§ DIRECTIVE
Gather all lines with the word "text" in them.

§ GIVEN DATA
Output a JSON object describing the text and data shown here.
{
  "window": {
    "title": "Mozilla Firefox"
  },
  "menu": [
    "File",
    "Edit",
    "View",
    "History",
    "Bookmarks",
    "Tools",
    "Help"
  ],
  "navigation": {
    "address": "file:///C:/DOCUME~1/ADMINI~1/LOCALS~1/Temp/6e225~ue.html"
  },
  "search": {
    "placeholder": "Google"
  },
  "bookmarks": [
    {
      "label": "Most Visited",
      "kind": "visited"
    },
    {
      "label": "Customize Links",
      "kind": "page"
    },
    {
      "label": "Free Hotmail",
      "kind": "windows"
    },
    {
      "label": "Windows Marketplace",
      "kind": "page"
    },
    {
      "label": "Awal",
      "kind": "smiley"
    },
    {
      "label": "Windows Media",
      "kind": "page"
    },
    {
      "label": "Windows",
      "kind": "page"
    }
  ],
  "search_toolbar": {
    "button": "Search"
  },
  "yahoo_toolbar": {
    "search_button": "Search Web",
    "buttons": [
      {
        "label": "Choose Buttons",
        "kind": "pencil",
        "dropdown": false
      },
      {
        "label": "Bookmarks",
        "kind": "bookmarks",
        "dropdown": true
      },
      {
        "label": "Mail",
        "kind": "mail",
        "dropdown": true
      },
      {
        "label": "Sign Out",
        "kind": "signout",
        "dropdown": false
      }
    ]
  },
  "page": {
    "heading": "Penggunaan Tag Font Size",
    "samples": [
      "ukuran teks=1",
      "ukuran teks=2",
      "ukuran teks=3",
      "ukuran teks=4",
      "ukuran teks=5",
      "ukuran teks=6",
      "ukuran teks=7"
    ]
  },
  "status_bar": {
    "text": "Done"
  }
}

§ SOLUTION
Output a JSON object describing the text and data shown here.
    "text": "Done"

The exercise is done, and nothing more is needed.